*Given exercise:*
Retype the listing that follows, word for word.

^^^^

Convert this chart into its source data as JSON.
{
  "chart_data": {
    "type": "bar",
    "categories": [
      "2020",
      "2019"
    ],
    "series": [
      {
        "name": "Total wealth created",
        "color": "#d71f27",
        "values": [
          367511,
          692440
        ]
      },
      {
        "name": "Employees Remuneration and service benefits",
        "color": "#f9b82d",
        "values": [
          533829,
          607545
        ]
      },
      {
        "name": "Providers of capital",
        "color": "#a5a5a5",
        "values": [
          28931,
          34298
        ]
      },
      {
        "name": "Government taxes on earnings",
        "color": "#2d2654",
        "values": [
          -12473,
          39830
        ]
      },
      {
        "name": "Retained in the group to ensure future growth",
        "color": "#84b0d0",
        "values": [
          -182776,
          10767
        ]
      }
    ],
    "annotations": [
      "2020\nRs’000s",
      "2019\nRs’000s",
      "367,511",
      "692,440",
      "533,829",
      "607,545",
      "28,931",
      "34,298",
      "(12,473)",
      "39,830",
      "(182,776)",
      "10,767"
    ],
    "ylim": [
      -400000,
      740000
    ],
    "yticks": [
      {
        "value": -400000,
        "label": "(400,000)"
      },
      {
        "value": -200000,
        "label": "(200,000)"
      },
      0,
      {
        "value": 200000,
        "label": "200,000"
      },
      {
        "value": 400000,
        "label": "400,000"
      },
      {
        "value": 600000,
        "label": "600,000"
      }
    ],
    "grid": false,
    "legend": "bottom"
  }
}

^^^^

*Result of this task:*
Convert this chart into its source data as JSON.
{
  "chart_data": {
    "type": "bar",
    "categories": [
      "2020",
      "2019"
    ],
    "series": [
      {
        "name": "Total wealth created",
        "color": "#d71f27",
        "values": [
          367511,
          692440
        ]
      },
      {
        "name": "Employees Remuneration and service benefits",
        "color": "#f9b82d",
        "values": [
          533829,
          607545
        ]
      },
      {
        "name": "Providers of capital",
        "color": "#a5a5a5",
        "values": [
          28931,
          34298
        ]
      },
      {
        "name": "Government taxes on earnings",
        "color": "#2d2654",
        "values": [
          -12473,
          39830
        ]
      },
      {
        "name": "Retained in the group to ensure future growth",
        "color": "#84b0d0",
        "values": [
          -182776,
          10767
        ]
      }
    ],
    "annotations": [
      "2020\nRs’000s",
      "2019\nRs’000s",
      "367,511",
      "692,440",
      "533,829",
      "607,545",
      "28,931",
      "34,298",
      "(12,473)",
      "39,830",
      "(182,776)",
      "10,767"
    ],
    "ylim": [
      -400000,
      740000
    ],
    "yticks": [
      {
        "value": -400000,
        "label": "(400,000)"
      },
      {
        "value": -200000,
        "label": "(200,000)"
      },
      0,
      {
        "value": 200000,
        "label": "200,000"
      },
      {
        "value": 400000,
        "label": "400,000"
      },
      {
        "value": 600000,
        "label": "600,000"
      }
    ],
    "grid": false,
    "legend": "bottom"
  }
}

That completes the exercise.